(Saved data entries)
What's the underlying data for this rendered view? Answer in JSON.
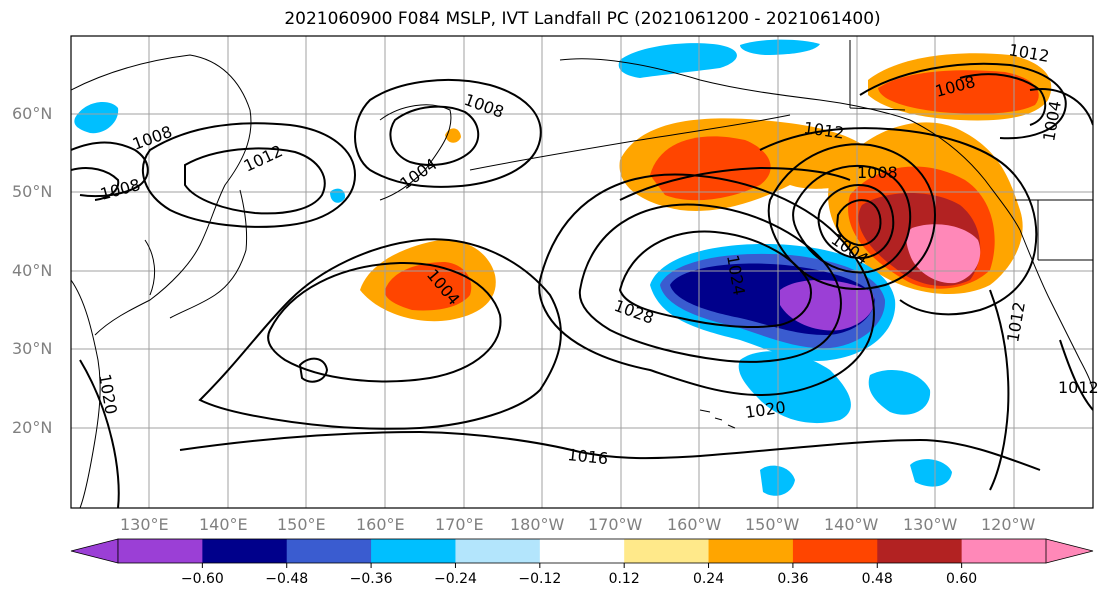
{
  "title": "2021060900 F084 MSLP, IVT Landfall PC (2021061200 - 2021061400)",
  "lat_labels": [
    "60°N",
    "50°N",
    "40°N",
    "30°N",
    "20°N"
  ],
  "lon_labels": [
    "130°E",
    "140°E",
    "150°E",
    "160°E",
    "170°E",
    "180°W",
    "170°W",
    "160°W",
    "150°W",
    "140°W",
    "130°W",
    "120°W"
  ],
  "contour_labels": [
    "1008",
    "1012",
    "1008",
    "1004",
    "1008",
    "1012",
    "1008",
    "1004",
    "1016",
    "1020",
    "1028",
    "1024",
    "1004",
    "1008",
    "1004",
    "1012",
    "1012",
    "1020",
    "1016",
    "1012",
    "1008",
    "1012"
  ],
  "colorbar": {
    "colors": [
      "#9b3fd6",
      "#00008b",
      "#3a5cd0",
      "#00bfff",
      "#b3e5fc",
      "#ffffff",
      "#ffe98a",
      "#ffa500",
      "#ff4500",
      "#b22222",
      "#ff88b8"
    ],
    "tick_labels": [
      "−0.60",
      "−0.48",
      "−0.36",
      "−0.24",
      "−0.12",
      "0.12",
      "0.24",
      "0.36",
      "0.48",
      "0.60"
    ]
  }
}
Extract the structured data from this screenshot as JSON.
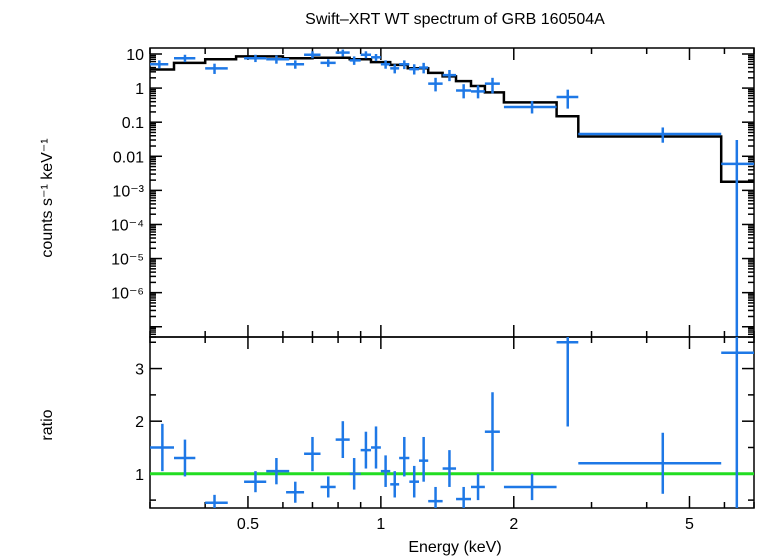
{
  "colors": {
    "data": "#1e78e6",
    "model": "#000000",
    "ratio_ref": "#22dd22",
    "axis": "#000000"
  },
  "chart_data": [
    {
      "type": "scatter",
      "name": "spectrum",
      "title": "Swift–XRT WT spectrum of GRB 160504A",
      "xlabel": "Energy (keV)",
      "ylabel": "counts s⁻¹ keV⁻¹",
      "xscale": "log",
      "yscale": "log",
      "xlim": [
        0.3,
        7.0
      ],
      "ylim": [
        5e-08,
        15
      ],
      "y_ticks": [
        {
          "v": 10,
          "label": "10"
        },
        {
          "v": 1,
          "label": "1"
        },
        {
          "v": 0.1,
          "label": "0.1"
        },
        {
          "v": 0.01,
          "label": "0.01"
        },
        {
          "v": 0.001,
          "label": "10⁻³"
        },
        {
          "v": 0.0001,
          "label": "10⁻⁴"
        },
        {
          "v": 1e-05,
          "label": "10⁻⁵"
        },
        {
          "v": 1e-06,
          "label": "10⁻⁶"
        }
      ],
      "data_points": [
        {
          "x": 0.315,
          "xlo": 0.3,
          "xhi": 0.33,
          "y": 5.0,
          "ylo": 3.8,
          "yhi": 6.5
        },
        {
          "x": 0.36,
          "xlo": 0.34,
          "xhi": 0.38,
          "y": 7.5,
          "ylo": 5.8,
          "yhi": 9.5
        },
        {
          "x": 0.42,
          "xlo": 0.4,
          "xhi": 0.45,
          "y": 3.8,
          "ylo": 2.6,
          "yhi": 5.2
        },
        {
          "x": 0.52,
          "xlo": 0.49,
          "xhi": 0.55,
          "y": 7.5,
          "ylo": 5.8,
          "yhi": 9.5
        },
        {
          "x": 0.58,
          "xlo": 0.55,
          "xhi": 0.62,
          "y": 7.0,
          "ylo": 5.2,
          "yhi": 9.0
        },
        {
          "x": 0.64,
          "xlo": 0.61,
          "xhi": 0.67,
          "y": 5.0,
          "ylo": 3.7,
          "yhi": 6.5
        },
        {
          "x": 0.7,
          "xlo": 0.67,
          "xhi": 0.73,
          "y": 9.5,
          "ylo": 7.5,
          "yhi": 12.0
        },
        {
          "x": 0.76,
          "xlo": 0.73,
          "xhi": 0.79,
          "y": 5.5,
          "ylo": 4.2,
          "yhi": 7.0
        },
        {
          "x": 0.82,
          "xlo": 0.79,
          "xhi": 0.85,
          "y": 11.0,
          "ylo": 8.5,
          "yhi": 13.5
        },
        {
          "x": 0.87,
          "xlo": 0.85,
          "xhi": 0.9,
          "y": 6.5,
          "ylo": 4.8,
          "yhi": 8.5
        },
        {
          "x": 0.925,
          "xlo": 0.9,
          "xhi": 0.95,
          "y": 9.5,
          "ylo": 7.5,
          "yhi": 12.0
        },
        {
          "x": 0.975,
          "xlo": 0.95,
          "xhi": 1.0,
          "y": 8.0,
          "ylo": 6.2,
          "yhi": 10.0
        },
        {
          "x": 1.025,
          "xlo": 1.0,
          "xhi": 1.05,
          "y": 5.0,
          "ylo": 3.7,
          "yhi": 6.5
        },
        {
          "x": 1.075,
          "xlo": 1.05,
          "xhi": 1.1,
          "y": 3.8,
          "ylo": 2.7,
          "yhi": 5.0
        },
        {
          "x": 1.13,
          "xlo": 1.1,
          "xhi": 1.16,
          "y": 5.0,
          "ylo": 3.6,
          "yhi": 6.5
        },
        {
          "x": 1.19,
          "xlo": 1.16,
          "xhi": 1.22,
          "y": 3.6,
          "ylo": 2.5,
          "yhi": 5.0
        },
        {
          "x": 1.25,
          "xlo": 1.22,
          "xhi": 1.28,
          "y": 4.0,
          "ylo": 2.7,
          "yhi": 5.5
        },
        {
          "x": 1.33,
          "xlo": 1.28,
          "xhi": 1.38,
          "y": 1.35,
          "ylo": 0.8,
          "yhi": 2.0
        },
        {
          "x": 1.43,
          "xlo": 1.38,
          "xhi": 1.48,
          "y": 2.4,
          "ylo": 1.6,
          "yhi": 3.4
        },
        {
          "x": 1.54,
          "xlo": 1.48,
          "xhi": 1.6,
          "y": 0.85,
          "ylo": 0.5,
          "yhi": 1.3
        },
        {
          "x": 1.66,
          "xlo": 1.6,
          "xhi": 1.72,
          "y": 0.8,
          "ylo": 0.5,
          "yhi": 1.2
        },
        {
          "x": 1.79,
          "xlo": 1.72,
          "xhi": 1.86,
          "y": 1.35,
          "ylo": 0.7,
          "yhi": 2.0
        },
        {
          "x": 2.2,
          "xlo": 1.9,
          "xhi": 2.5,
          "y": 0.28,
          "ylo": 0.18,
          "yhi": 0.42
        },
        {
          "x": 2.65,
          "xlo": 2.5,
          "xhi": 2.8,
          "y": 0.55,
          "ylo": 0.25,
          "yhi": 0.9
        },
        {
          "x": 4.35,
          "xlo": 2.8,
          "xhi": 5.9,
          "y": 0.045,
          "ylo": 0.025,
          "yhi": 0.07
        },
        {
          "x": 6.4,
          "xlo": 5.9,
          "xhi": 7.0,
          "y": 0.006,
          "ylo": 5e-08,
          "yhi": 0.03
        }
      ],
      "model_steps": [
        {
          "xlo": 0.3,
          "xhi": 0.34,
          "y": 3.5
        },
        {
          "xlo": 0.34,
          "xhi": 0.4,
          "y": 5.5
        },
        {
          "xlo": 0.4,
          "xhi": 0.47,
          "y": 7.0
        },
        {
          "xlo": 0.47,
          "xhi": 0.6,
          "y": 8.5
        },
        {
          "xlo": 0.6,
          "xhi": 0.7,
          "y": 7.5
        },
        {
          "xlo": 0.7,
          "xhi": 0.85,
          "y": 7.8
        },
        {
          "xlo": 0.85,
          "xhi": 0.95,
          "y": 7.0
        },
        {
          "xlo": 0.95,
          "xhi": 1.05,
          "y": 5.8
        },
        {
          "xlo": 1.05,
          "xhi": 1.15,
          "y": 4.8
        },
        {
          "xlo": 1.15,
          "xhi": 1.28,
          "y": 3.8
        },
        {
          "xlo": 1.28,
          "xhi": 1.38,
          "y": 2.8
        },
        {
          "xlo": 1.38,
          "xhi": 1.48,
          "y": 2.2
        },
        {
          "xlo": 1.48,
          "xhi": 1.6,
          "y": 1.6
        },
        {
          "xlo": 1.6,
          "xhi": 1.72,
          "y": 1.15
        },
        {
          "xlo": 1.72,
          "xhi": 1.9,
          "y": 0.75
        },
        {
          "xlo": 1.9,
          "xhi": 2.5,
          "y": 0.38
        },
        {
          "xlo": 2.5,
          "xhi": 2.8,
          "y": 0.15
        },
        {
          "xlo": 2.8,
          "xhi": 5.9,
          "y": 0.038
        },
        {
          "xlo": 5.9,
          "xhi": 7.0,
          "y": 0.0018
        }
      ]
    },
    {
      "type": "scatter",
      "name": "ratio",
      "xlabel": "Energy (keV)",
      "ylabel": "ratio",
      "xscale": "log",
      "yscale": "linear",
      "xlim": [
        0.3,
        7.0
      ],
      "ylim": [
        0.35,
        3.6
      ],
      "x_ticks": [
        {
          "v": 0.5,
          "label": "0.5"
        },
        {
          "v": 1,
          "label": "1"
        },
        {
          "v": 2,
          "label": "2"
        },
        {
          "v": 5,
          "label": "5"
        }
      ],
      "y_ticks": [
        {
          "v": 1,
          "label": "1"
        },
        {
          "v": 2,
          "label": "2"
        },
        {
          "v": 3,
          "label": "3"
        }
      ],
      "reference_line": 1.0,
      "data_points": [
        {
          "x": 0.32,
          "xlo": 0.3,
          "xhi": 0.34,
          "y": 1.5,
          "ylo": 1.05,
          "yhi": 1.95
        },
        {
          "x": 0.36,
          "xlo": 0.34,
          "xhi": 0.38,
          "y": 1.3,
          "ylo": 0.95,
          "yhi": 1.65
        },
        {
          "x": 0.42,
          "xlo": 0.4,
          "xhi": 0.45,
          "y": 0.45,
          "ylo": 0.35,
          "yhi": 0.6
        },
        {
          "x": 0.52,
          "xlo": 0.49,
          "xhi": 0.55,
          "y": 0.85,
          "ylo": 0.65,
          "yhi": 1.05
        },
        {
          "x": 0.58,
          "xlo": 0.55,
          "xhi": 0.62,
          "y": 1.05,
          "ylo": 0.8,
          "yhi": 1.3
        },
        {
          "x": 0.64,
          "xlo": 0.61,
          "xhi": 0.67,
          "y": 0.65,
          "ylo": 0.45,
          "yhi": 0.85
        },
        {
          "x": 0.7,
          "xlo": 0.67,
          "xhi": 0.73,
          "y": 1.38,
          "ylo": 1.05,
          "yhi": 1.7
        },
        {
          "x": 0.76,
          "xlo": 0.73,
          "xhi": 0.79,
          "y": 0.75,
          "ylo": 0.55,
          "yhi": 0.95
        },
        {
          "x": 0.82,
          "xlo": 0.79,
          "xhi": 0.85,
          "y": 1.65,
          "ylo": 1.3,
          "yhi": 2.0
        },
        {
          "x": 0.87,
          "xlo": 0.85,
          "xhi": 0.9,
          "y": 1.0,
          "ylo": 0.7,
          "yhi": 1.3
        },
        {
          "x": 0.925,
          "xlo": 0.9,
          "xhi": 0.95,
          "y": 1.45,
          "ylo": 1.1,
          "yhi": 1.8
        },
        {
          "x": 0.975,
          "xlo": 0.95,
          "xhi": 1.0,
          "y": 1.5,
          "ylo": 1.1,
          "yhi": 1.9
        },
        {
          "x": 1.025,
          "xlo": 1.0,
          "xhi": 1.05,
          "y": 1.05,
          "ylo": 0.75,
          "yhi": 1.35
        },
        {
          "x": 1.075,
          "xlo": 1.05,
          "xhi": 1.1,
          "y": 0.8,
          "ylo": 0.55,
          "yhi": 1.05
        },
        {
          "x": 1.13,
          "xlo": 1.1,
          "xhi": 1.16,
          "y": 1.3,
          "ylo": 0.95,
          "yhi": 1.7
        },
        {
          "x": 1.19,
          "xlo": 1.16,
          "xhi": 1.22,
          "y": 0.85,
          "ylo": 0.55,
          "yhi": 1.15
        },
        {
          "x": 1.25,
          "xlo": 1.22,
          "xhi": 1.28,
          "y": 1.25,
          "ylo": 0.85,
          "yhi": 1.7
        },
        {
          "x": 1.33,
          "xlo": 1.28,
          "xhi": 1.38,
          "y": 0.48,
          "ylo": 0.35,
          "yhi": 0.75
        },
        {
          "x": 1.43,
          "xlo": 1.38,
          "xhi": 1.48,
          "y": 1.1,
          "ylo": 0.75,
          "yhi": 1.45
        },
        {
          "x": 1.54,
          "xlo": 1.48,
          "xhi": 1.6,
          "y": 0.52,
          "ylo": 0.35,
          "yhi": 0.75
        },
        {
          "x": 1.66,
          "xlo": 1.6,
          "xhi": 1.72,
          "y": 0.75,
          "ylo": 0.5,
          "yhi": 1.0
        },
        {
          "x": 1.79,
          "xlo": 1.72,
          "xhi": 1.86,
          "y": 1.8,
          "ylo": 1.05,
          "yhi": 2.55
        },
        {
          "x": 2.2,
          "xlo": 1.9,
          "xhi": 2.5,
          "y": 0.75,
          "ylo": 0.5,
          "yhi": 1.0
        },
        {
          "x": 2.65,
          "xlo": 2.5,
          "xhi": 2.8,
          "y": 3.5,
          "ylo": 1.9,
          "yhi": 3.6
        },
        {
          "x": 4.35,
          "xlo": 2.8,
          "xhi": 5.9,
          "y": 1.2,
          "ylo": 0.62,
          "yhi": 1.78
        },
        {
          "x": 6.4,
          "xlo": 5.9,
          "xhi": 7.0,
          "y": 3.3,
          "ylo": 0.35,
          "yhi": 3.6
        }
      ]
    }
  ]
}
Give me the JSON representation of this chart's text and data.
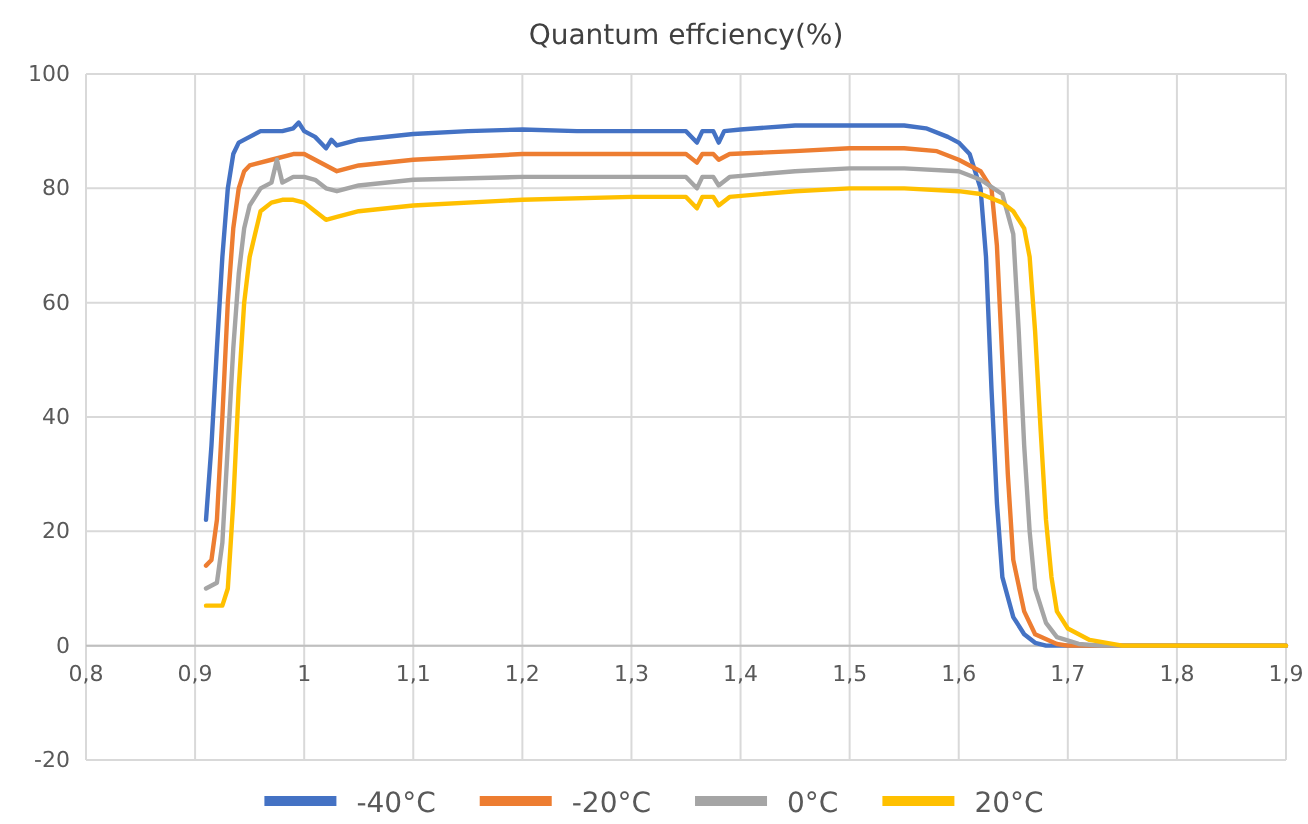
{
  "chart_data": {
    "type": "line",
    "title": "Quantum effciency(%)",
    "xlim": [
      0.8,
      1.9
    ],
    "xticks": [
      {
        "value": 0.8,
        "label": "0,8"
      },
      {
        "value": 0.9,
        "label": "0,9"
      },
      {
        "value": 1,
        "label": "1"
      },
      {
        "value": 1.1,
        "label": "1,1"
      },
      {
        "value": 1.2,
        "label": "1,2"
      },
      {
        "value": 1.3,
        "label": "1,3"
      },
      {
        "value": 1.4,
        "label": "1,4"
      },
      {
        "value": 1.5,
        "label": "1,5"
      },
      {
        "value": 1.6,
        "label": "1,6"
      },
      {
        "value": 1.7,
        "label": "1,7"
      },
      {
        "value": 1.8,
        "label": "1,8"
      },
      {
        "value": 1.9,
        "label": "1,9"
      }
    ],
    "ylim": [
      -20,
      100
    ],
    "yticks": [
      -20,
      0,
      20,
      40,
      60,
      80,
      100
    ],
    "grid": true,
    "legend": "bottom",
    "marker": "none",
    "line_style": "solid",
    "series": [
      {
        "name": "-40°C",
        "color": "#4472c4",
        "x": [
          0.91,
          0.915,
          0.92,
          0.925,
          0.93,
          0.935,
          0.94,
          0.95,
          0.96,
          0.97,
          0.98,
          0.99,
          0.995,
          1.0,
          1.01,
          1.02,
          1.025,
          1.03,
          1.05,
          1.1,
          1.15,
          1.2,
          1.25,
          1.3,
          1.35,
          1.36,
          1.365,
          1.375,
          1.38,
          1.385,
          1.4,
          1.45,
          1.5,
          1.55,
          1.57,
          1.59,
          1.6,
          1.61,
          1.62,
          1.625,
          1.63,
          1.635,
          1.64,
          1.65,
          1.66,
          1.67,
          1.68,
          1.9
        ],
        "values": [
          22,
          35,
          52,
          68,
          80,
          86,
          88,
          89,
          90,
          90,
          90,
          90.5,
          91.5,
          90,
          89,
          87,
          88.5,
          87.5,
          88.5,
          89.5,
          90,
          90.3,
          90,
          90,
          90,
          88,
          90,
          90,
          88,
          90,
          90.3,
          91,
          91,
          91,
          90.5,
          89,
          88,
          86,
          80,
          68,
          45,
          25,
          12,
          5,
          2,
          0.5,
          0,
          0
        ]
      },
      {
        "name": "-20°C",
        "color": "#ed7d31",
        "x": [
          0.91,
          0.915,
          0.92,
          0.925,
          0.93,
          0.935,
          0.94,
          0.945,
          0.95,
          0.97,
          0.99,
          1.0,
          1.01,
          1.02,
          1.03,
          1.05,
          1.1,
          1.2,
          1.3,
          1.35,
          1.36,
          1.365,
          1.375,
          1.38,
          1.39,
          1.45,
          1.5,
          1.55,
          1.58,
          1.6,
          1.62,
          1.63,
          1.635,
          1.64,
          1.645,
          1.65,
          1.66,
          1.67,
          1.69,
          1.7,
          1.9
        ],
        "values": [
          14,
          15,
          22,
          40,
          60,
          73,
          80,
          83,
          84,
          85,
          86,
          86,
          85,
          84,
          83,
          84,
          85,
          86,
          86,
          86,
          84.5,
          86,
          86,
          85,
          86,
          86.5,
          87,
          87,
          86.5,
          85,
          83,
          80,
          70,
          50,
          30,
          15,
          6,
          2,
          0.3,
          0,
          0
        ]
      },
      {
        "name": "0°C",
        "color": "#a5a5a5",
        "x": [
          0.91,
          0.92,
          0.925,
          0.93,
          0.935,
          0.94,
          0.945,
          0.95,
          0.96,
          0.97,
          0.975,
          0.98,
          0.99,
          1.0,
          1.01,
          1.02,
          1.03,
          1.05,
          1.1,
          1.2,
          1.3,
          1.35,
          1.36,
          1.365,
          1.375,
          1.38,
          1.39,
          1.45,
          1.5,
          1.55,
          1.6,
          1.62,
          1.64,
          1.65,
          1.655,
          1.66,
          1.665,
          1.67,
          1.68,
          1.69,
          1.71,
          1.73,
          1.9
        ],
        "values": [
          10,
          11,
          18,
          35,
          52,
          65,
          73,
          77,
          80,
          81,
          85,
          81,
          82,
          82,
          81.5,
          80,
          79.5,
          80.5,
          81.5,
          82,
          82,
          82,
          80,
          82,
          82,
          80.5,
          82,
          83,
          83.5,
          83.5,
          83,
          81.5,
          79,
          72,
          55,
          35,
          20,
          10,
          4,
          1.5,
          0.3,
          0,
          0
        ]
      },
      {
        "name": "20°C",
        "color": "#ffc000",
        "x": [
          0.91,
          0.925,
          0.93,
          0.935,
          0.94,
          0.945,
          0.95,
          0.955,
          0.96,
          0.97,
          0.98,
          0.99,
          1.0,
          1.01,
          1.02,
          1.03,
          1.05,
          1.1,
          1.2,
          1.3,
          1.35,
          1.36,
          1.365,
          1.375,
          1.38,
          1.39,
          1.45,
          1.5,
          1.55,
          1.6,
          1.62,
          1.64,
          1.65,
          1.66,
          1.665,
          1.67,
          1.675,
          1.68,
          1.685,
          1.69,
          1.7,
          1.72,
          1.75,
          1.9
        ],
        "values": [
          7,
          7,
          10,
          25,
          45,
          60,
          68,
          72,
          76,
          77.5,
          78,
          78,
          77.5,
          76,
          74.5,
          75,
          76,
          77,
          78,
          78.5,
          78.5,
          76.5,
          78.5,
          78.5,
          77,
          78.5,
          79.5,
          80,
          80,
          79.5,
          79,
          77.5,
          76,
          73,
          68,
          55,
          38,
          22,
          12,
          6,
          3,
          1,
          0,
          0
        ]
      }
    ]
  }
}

Given task:
Show every line of the records above that contains the word "this".

Reply to the task:
What's the underlying data for this rendered view? Answer in JSON.
Extract the structured data from this screenshot as JSON.
Give me the JSON representation of this chart's text and data.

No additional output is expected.